(Stored records)
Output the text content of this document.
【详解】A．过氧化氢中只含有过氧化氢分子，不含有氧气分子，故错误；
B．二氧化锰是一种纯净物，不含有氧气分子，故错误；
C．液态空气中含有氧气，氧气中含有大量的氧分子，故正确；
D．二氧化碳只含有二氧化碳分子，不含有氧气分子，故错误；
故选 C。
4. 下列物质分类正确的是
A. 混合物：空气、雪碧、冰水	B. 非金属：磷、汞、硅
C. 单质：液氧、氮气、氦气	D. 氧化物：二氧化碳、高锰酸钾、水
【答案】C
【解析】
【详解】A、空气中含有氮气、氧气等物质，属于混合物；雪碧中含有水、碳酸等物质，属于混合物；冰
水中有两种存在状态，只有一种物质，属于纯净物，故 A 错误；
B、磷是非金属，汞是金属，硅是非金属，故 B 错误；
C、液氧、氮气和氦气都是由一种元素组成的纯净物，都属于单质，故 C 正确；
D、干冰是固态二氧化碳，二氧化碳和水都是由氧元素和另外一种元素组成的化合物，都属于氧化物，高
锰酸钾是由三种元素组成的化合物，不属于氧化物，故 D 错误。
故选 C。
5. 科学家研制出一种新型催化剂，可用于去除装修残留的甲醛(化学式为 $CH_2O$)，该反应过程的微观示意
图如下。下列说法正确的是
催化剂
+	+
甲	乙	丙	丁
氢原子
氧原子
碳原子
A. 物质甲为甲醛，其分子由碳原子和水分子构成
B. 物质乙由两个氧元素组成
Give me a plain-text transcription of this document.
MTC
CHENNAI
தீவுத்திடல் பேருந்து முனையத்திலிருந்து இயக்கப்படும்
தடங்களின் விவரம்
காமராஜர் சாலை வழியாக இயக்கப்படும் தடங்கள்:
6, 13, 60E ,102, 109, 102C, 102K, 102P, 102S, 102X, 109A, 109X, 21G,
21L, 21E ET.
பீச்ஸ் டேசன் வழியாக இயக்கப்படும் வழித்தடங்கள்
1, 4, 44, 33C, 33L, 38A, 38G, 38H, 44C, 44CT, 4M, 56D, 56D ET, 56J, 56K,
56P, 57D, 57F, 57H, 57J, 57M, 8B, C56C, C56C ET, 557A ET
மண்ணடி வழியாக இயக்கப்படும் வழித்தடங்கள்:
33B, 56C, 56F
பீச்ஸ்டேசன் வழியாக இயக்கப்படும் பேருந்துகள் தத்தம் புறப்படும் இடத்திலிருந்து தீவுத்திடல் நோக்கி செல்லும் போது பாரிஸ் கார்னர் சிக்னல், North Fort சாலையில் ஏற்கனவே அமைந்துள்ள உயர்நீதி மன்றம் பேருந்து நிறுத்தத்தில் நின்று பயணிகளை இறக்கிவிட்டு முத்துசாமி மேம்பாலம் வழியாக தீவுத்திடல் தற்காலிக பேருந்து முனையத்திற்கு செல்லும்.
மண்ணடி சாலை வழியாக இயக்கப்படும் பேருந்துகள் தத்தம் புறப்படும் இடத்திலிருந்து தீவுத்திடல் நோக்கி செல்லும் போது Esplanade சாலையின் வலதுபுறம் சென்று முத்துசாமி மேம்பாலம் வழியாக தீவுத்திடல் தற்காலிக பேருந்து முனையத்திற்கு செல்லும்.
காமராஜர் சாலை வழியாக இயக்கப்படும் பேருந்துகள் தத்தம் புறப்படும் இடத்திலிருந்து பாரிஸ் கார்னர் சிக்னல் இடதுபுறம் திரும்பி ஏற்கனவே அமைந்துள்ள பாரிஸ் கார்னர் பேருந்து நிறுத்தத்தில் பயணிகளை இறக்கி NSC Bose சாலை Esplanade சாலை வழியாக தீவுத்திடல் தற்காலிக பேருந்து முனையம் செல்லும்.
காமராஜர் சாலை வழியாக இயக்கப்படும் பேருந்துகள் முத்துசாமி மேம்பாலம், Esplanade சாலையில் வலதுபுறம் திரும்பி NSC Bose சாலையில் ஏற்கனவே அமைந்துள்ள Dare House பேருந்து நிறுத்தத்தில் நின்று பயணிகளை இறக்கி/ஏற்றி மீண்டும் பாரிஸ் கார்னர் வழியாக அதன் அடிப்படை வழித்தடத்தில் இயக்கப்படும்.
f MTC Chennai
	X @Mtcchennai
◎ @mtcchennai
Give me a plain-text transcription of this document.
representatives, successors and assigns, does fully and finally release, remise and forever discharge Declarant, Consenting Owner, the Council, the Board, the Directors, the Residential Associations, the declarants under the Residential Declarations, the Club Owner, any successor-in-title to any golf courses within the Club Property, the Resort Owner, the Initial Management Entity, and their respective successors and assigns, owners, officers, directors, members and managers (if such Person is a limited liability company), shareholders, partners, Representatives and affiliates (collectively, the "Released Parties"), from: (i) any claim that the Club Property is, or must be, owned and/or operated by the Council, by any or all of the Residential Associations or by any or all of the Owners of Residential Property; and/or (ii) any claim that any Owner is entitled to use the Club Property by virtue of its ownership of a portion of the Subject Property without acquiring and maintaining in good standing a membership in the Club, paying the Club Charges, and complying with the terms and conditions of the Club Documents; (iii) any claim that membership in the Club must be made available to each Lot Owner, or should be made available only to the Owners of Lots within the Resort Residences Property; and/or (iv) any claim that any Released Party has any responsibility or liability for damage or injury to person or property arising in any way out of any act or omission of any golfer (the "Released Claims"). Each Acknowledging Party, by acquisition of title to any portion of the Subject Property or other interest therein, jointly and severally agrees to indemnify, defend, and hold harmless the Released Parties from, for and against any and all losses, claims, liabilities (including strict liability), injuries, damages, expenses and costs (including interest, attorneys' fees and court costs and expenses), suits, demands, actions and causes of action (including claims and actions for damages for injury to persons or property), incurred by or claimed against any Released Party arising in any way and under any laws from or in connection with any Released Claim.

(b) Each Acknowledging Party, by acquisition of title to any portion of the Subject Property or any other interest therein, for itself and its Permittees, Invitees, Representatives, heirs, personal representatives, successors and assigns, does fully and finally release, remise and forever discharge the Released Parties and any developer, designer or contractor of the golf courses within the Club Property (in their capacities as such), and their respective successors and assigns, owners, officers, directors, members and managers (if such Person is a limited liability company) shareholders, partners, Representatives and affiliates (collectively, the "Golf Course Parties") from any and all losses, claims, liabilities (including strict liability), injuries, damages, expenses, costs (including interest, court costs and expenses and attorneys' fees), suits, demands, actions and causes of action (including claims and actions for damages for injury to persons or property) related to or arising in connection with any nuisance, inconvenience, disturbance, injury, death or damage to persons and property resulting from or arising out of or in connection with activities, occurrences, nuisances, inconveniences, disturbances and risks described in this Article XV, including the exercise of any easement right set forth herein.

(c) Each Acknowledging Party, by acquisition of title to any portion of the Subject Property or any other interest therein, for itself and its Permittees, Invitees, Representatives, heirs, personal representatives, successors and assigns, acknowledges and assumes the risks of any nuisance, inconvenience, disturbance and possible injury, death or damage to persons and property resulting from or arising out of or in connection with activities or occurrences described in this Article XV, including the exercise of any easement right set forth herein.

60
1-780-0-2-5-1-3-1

**WRITTEN PROBLEM**
From the preceding material, extract every line exactly.

**TASK ANSWER**
Output the text content of this document.
【详解】A．过氧化氢中只含有过氧化氢分子，不含有氧气分子，故错误；
B．二氧化锰是一种纯净物，不含有氧气分子，故错误；
C．液态空气中含有氧气，氧气中含有大量的氧分子，故正确；
D．二氧化碳只含有二氧化碳分子，不含有氧气分子，故错误；
故选 C。
4. 下列物质分类正确的是
A. 混合物：空气、雪碧、冰水	B. 非金属：磷、汞、硅
C. 单质：液氧、氮气、氦气	D. 氧化物：二氧化碳、高锰酸钾、水
【答案】C
【解析】
【详解】A、空气中含有氮气、氧气等物质，属于混合物；雪碧中含有水、碳酸等物质，属于混合物；冰
水中有两种存在状态，只有一种物质，属于纯净物，故 A 错误；
B、磷是非金属，汞是金属，硅是非金属，故 B 错误；
C、液氧、氮气和氦气都是由一种元素组成的纯净物，都属于单质，故 C 正确；
D、干冰是固态二氧化碳，二氧化碳和水都是由氧元素和另外一种元素组成的化合物，都属于氧化物，高
锰酸钾是由三种元素组成的化合物，不属于氧化物，故 D 错误。
故选 C。
5. 科学家研制出一种新型催化剂，可用于去除装修残留的甲醛(化学式为 $CH_2O$)，该反应过程的微观示意
图如下。下列说法正确的是
催化剂
+	+
甲	乙	丙	丁
氢原子
氧原子
碳原子
A. 物质甲为甲醛，其分子由碳原子和水分子构成
B. 物质乙由两个氧元素组成
Give me a plain-text transcription of this document.
MTC
CHENNAI
தீவுத்திடல் பேருந்து முனையத்திலிருந்து இயக்கப்படும்
தடங்களின் விவரம்
காமராஜர் சாலை வழியாக இயக்கப்படும் தடங்கள்:
6, 13, 60E ,102, 109, 102C, 102K, 102P, 102S, 102X, 109A, 109X, 21G,
21L, 21E ET.
பீச்ஸ் டேசன் வழியாக இயக்கப்படும் வழித்தடங்கள்
1, 4, 44, 33C, 33L, 38A, 38G, 38H, 44C, 44CT, 4M, 56D, 56D ET, 56J, 56K,
56P, 57D, 57F, 57H, 57J, 57M, 8B, C56C, C56C ET, 557A ET
மண்ணடி வழியாக இயக்கப்படும் வழித்தடங்கள்:
33B, 56C, 56F
பீச்ஸ்டேசன் வழியாக இயக்கப்படும் பேருந்துகள் தத்தம் புறப்படும் இடத்திலிருந்து தீவுத்திடல் நோக்கி செல்லும் போது பாரிஸ் கார்னர் சிக்னல், North Fort சாலையில் ஏற்கனவே அமைந்துள்ள உயர்நீதி மன்றம் பேருந்து நிறுத்தத்தில் நின்று பயணிகளை இறக்கிவிட்டு முத்துசாமி மேம்பாலம் வழியாக தீவுத்திடல் தற்காலிக பேருந்து முனையத்திற்கு செல்லும்.
மண்ணடி சாலை வழியாக இயக்கப்படும் பேருந்துகள் தத்தம் புறப்படும் இடத்திலிருந்து தீவுத்திடல் நோக்கி செல்லும் போது Esplanade சாலையின் வலதுபுறம் சென்று முத்துசாமி மேம்பாலம் வழியாக தீவுத்திடல் தற்காலிக பேருந்து முனையத்திற்கு செல்லும்.
காமராஜர் சாலை வழியாக இயக்கப்படும் பேருந்துகள் தத்தம் புறப்படும் இடத்திலிருந்து பாரிஸ் கார்னர் சிக்னல் இடதுபுறம் திரும்பி ஏற்கனவே அமைந்துள்ள பாரிஸ் கார்னர் பேருந்து நிறுத்தத்தில் பயணிகளை இறக்கி NSC Bose சாலை Esplanade சாலை வழியாக தீவுத்திடல் தற்காலிக பேருந்து முனையம் செல்லும்.
காமராஜர் சாலை வழியாக இயக்கப்படும் பேருந்துகள் முத்துசாமி மேம்பாலம், Esplanade சாலையில் வலதுபுறம் திரும்பி NSC Bose சாலையில் ஏற்கனவே அமைந்துள்ள Dare House பேருந்து நிறுத்தத்தில் நின்று பயணிகளை இறக்கி/ஏற்றி மீண்டும் பாரிஸ் கார்னர் வழியாக அதன் அடிப்படை வழித்தடத்தில் இயக்கப்படும்.
f MTC Chennai
	X @Mtcchennai
◎ @mtcchennai
Give me a plain-text transcription of this document.
representatives, successors and assigns, does fully and finally release, remise and forever discharge Declarant, Consenting Owner, the Council, the Board, the Directors, the Residential Associations, the declarants under the Residential Declarations, the Club Owner, any successor-in-title to any golf courses within the Club Property, the Resort Owner, the Initial Management Entity, and their respective successors and assigns, owners, officers, directors, members and managers (if such Person is a limited liability company), shareholders, partners, Representatives and affiliates (collectively, the "Released Parties"), from: (i) any claim that the Club Property is, or must be, owned and/or operated by the Council, by any or all of the Residential Associations or by any or all of the Owners of Residential Property; and/or (ii) any claim that any Owner is entitled to use the Club Property by virtue of its ownership of a portion of the Subject Property without acquiring and maintaining in good standing a membership in the Club, paying the Club Charges, and complying with the terms and conditions of the Club Documents; (iii) any claim that membership in the Club must be made available to each Lot Owner, or should be made available only to the Owners of Lots within the Resort Residences Property; and/or (iv) any claim that any Released Party has any responsibility or liability for damage or injury to person or property arising in any way out of any act or omission of any golfer (the "Released Claims"). Each Acknowledging Party, by acquisition of title to any portion of the Subject Property or other interest therein, jointly and severally agrees to indemnify, defend, and hold harmless the Released Parties from, for and against any and all losses, claims, liabilities (including strict liability), injuries, damages, expenses and costs (including interest, attorneys' fees and court costs and expenses), suits, demands, actions and causes of action (including claims and actions for damages for injury to persons or property), incurred by or claimed against any Released Party arising in any way and under any laws from or in connection with any Released Claim.

(b) Each Acknowledging Party, by acquisition of title to any portion of the Subject Property or any other interest therein, for itself and its Permittees, Invitees, Representatives, heirs, personal representatives, successors and assigns, does fully and finally release, remise and forever discharge the Released Parties and any developer, designer or contractor of the golf courses within the Club Property (in their capacities as such), and their respective successors and assigns, owners, officers, directors, members and managers (if such Person is a limited liability company) shareholders, partners, Representatives and affiliates (collectively, the "Golf Course Parties") from any and all losses, claims, liabilities (including strict liability), injuries, damages, expenses, costs (including interest, court costs and expenses and attorneys' fees), suits, demands, actions and causes of action (including claims and actions for damages for injury to persons or property) related to or arising in connection with any nuisance, inconvenience, disturbance, injury, death or damage to persons and property resulting from or arising out of or in connection with activities, occurrences, nuisances, inconveniences, disturbances and risks described in this Article XV, including the exercise of any easement right set forth herein.

(c) Each Acknowledging Party, by acquisition of title to any portion of the Subject Property or any other interest therein, for itself and its Permittees, Invitees, Representatives, heirs, personal representatives, successors and assigns, acknowledges and assumes the risks of any nuisance, inconvenience, disturbance and possible injury, death or damage to persons and property resulting from or arising out of or in connection with activities or occurrences described in this Article XV, including the exercise of any easement right set forth herein.

60
1-780-0-2-5-1-3-1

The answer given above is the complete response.